▸ Task directions
Can you rewrite every line of the records below, swapping each "risk-band" for "guideline-band" and leaving everything else untouched?

▸ Working data
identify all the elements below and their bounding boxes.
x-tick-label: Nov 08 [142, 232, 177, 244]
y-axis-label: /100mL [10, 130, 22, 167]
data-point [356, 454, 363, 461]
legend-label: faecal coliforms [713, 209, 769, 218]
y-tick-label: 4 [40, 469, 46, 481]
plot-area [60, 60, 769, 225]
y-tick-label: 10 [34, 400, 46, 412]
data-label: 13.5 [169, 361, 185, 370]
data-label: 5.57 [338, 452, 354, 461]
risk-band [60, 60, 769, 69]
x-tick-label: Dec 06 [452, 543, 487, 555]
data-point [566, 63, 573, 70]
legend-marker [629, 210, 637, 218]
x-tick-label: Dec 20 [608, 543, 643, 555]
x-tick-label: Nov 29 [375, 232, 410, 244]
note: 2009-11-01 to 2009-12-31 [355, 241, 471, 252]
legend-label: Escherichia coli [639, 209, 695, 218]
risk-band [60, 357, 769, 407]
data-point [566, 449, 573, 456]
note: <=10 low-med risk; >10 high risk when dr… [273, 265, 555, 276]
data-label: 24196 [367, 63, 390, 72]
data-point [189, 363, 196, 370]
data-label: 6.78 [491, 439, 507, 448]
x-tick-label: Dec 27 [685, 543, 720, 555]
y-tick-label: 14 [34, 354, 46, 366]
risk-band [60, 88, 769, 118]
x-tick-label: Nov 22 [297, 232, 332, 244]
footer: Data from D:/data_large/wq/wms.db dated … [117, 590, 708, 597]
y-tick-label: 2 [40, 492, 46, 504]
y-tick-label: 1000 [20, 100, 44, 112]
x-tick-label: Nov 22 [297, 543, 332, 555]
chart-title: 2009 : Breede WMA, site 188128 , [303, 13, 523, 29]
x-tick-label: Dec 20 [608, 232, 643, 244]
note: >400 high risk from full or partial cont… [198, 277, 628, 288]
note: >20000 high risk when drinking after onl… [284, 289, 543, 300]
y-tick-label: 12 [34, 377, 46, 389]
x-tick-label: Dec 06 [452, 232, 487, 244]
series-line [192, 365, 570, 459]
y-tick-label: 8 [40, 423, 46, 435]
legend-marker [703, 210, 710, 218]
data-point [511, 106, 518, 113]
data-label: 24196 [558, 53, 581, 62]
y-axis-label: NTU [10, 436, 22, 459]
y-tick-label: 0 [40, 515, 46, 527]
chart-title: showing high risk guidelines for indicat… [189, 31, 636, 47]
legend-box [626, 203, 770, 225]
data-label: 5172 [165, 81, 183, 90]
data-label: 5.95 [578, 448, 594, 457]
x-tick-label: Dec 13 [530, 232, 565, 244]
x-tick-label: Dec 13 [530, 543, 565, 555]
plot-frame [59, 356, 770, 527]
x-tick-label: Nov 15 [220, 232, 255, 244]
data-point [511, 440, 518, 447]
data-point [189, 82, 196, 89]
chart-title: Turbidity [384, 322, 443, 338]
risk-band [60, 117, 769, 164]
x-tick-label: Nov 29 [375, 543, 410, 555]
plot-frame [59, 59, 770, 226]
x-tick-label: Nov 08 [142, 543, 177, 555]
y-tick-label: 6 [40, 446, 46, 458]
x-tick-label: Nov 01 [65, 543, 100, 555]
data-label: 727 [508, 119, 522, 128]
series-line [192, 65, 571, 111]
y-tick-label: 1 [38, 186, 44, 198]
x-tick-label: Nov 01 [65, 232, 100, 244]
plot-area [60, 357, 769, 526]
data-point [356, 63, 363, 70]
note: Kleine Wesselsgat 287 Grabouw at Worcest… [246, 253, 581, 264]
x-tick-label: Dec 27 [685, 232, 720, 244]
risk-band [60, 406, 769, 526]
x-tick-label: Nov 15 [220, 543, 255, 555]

▸ Answer for the task
identify all the elements below and their bounding boxes.
x-tick-label: Nov 08 [142, 232, 177, 244]
y-axis-label: /100mL [10, 130, 22, 167]
data-point [356, 454, 363, 461]
legend-label: faecal coliforms [713, 209, 769, 218]
y-tick-label: 4 [40, 469, 46, 481]
plot-area [60, 60, 769, 225]
y-tick-label: 10 [34, 400, 46, 412]
data-label: 13.5 [169, 361, 185, 370]
data-label: 5.57 [338, 452, 354, 461]
guideline-band [60, 60, 769, 69]
x-tick-label: Dec 06 [452, 543, 487, 555]
data-point [566, 63, 573, 70]
legend-marker [629, 210, 637, 218]
x-tick-label: Dec 20 [608, 543, 643, 555]
x-tick-label: Nov 29 [375, 232, 410, 244]
note: 2009-11-01 to 2009-12-31 [355, 241, 471, 252]
legend-label: Escherichia coli [639, 209, 695, 218]
guideline-band [60, 357, 769, 407]
data-point [566, 449, 573, 456]
note: <=10 low-med risk; >10 high risk when dr… [273, 265, 555, 276]
data-label: 24196 [367, 63, 390, 72]
data-point [189, 363, 196, 370]
data-label: 6.78 [491, 439, 507, 448]
x-tick-label: Dec 27 [685, 543, 720, 555]
y-tick-label: 14 [34, 354, 46, 366]
guideline-band [60, 88, 769, 118]
x-tick-label: Nov 22 [297, 232, 332, 244]
footer: Data from D:/data_large/wq/wms.db dated … [117, 590, 708, 597]
y-tick-label: 2 [40, 492, 46, 504]
y-tick-label: 1000 [20, 100, 44, 112]
x-tick-label: Nov 22 [297, 543, 332, 555]
chart-title: 2009 : Breede WMA, site 188128 , [303, 13, 523, 29]
x-tick-label: Dec 20 [608, 232, 643, 244]
note: >400 high risk from full or partial cont… [198, 277, 628, 288]
note: >20000 high risk when drinking after onl… [284, 289, 543, 300]
y-tick-label: 12 [34, 377, 46, 389]
x-tick-label: Dec 06 [452, 232, 487, 244]
series-line [192, 365, 570, 459]
y-tick-label: 8 [40, 423, 46, 435]
legend-marker [703, 210, 710, 218]
data-point [511, 106, 518, 113]
data-label: 24196 [558, 53, 581, 62]
y-axis-label: NTU [10, 436, 22, 459]
y-tick-label: 0 [40, 515, 46, 527]
chart-title: showing high risk guidelines for indicat… [189, 31, 636, 47]
legend-box [626, 203, 770, 225]
data-label: 5172 [165, 81, 183, 90]
data-label: 5.95 [578, 448, 594, 457]
x-tick-label: Dec 13 [530, 232, 565, 244]
x-tick-label: Dec 13 [530, 543, 565, 555]
plot-frame [59, 356, 770, 527]
x-tick-label: Nov 15 [220, 232, 255, 244]
data-point [511, 440, 518, 447]
data-point [189, 82, 196, 89]
chart-title: Turbidity [384, 322, 443, 338]
guideline-band [60, 117, 769, 164]
x-tick-label: Nov 29 [375, 543, 410, 555]
plot-frame [59, 59, 770, 226]
x-tick-label: Nov 08 [142, 543, 177, 555]
y-tick-label: 6 [40, 446, 46, 458]
x-tick-label: Nov 01 [65, 543, 100, 555]
data-label: 727 [508, 119, 522, 128]
series-line [192, 65, 571, 111]
y-tick-label: 1 [38, 186, 44, 198]
x-tick-label: Nov 01 [65, 232, 100, 244]
plot-area [60, 357, 769, 526]
data-point [356, 63, 363, 70]
note: Kleine Wesselsgat 287 Grabouw at Worcest… [246, 253, 581, 264]
x-tick-label: Dec 27 [685, 232, 720, 244]
guideline-band [60, 406, 769, 526]
x-tick-label: Nov 15 [220, 543, 255, 555]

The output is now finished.